WRITTEN INSTRUCTION: Without the pictures, repeat the listing character for character.

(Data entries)
'''

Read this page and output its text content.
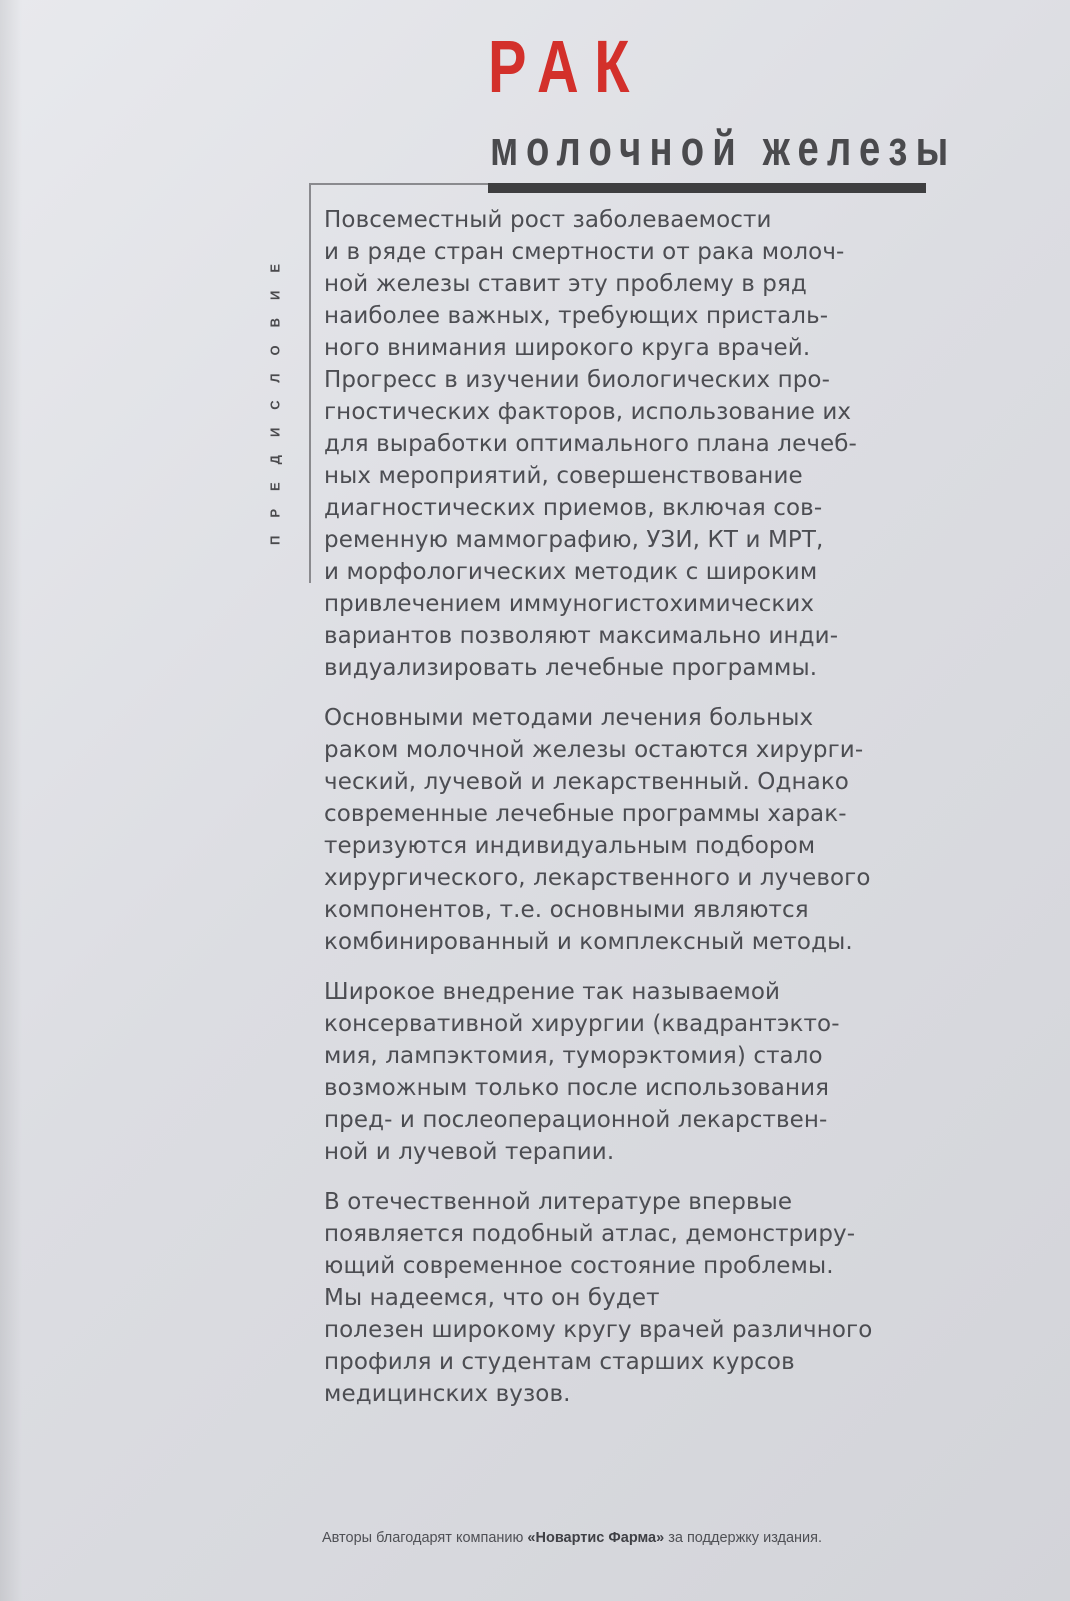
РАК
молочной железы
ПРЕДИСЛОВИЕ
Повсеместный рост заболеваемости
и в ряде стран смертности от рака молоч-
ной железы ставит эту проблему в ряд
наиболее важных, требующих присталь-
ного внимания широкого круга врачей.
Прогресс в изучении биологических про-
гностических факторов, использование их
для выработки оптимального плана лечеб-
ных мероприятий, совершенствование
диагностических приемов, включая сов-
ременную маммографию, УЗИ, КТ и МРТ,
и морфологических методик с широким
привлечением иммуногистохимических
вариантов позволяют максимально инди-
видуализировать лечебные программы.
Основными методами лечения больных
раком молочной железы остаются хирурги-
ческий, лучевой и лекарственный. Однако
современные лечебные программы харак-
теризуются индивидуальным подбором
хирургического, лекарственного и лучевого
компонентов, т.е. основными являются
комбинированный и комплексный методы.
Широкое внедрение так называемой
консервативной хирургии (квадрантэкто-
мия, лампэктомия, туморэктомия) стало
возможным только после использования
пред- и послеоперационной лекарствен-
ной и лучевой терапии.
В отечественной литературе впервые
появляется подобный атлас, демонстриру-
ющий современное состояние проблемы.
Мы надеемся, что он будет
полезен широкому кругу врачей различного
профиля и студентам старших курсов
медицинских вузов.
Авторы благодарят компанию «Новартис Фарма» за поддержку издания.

'''

ANSWER:
Read this page and output its text content.
РАК
молочной железы
ПРЕДИСЛОВИЕ
Повсеместный рост заболеваемости
и в ряде стран смертности от рака молоч-
ной железы ставит эту проблему в ряд
наиболее важных, требующих присталь-
ного внимания широкого круга врачей.
Прогресс в изучении биологических про-
гностических факторов, использование их
для выработки оптимального плана лечеб-
ных мероприятий, совершенствование
диагностических приемов, включая сов-
ременную маммографию, УЗИ, КТ и МРТ,
и морфологических методик с широким
привлечением иммуногистохимических
вариантов позволяют максимально инди-
видуализировать лечебные программы.
Основными методами лечения больных
раком молочной железы остаются хирурги-
ческий, лучевой и лекарственный. Однако
современные лечебные программы харак-
теризуются индивидуальным подбором
хирургического, лекарственного и лучевого
компонентов, т.е. основными являются
комбинированный и комплексный методы.
Широкое внедрение так называемой
консервативной хирургии (квадрантэкто-
мия, лампэктомия, туморэктомия) стало
возможным только после использования
пред- и послеоперационной лекарствен-
ной и лучевой терапии.
В отечественной литературе впервые
появляется подобный атлас, демонстриру-
ющий современное состояние проблемы.
Мы надеемся, что он будет
полезен широкому кругу врачей различного
профиля и студентам старших курсов
медицинских вузов.
Авторы благодарят компанию «Новартис Фарма» за поддержку издания.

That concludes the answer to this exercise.